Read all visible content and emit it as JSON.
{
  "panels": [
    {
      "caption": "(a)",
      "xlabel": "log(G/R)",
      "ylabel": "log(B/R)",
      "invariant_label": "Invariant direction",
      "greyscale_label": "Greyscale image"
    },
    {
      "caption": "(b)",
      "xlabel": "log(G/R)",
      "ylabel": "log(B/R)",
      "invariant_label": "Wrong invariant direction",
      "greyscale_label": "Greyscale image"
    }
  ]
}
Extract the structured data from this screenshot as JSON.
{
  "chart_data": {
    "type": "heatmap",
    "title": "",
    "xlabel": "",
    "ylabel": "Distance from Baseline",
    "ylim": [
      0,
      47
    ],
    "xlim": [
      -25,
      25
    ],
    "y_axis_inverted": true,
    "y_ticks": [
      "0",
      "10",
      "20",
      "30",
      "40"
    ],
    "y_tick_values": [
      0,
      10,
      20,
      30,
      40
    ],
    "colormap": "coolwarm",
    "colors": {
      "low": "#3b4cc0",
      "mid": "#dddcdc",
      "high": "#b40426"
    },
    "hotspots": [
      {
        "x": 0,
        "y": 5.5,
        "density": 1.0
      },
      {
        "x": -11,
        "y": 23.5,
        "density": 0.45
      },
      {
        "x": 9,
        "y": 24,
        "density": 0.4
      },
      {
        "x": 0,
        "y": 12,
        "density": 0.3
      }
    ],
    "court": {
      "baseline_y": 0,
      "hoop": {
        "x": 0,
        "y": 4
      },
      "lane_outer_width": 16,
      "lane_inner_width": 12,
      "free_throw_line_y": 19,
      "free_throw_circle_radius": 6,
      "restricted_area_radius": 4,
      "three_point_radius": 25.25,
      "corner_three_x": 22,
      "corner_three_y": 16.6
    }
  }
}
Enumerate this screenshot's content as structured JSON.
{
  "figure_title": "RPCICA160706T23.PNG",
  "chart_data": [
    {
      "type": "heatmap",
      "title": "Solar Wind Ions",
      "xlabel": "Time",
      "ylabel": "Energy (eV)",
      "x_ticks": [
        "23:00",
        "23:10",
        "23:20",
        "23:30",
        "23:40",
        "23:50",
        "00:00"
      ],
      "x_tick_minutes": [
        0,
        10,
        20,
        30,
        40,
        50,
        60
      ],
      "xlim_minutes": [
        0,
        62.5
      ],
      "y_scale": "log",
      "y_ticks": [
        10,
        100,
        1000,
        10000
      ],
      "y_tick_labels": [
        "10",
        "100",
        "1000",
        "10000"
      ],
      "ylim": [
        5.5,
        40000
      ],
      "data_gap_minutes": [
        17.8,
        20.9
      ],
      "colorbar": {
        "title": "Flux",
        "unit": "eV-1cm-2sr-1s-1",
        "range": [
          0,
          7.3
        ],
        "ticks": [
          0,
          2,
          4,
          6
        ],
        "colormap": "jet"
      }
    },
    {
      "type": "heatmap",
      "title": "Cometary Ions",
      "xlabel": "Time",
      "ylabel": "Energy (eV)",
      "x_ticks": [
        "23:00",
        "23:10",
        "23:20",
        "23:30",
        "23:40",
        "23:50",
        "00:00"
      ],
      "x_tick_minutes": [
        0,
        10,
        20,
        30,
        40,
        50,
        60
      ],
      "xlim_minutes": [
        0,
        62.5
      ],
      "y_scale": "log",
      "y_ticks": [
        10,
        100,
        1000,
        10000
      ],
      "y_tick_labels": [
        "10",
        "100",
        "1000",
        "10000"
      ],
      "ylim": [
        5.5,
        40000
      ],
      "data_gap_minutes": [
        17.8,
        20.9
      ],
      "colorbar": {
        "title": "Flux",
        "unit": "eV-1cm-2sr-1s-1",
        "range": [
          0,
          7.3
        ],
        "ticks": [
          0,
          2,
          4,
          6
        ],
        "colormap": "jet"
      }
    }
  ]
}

WHAT THE TASK ASKS:
Please copy out each record, character for character.

PROBLEM SOLUTION:
Read all visible content and emit it as JSON.
{
  "panels": [
    {
      "caption": "(a)",
      "xlabel": "log(G/R)",
      "ylabel": "log(B/R)",
      "invariant_label": "Invariant direction",
      "greyscale_label": "Greyscale image"
    },
    {
      "caption": "(b)",
      "xlabel": "log(G/R)",
      "ylabel": "log(B/R)",
      "invariant_label": "Wrong invariant direction",
      "greyscale_label": "Greyscale image"
    }
  ]
}
Extract the structured data from this screenshot as JSON.
{
  "chart_data": {
    "type": "heatmap",
    "title": "",
    "xlabel": "",
    "ylabel": "Distance from Baseline",
    "ylim": [
      0,
      47
    ],
    "xlim": [
      -25,
      25
    ],
    "y_axis_inverted": true,
    "y_ticks": [
      "0",
      "10",
      "20",
      "30",
      "40"
    ],
    "y_tick_values": [
      0,
      10,
      20,
      30,
      40
    ],
    "colormap": "coolwarm",
    "colors": {
      "low": "#3b4cc0",
      "mid": "#dddcdc",
      "high": "#b40426"
    },
    "hotspots": [
      {
        "x": 0,
        "y": 5.5,
        "density": 1.0
      },
      {
        "x": -11,
        "y": 23.5,
        "density": 0.45
      },
      {
        "x": 9,
        "y": 24,
        "density": 0.4
      },
      {
        "x": 0,
        "y": 12,
        "density": 0.3
      }
    ],
    "court": {
      "baseline_y": 0,
      "hoop": {
        "x": 0,
        "y": 4
      },
      "lane_outer_width": 16,
      "lane_inner_width": 12,
      "free_throw_line_y": 19,
      "free_throw_circle_radius": 6,
      "restricted_area_radius": 4,
      "three_point_radius": 25.25,
      "corner_three_x": 22,
      "corner_three_y": 16.6
    }
  }
}
Enumerate this screenshot's content as structured JSON.
{
  "figure_title": "RPCICA160706T23.PNG",
  "chart_data": [
    {
      "type": "heatmap",
      "title": "Solar Wind Ions",
      "xlabel": "Time",
      "ylabel": "Energy (eV)",
      "x_ticks": [
        "23:00",
        "23:10",
        "23:20",
        "23:30",
        "23:40",
        "23:50",
        "00:00"
      ],
      "x_tick_minutes": [
        0,
        10,
        20,
        30,
        40,
        50,
        60
      ],
      "xlim_minutes": [
        0,
        62.5
      ],
      "y_scale": "log",
      "y_ticks": [
        10,
        100,
        1000,
        10000
      ],
      "y_tick_labels": [
        "10",
        "100",
        "1000",
        "10000"
      ],
      "ylim": [
        5.5,
        40000
      ],
      "data_gap_minutes": [
        17.8,
        20.9
      ],
      "colorbar": {
        "title": "Flux",
        "unit": "eV-1cm-2sr-1s-1",
        "range": [
          0,
          7.3
        ],
        "ticks": [
          0,
          2,
          4,
          6
        ],
        "colormap": "jet"
      }
    },
    {
      "type": "heatmap",
      "title": "Cometary Ions",
      "xlabel": "Time",
      "ylabel": "Energy (eV)",
      "x_ticks": [
        "23:00",
        "23:10",
        "23:20",
        "23:30",
        "23:40",
        "23:50",
        "00:00"
      ],
      "x_tick_minutes": [
        0,
        10,
        20,
        30,
        40,
        50,
        60
      ],
      "xlim_minutes": [
        0,
        62.5
      ],
      "y_scale": "log",
      "y_ticks": [
        10,
        100,
        1000,
        10000
      ],
      "y_tick_labels": [
        "10",
        "100",
        "1000",
        "10000"
      ],
      "ylim": [
        5.5,
        40000
      ],
      "data_gap_minutes": [
        17.8,
        20.9
      ],
      "colorbar": {
        "title": "Flux",
        "unit": "eV-1cm-2sr-1s-1",
        "range": [
          0,
          7.3
        ],
        "ticks": [
          0,
          2,
          4,
          6
        ],
        "colormap": "jet"
      }
    }
  ]
}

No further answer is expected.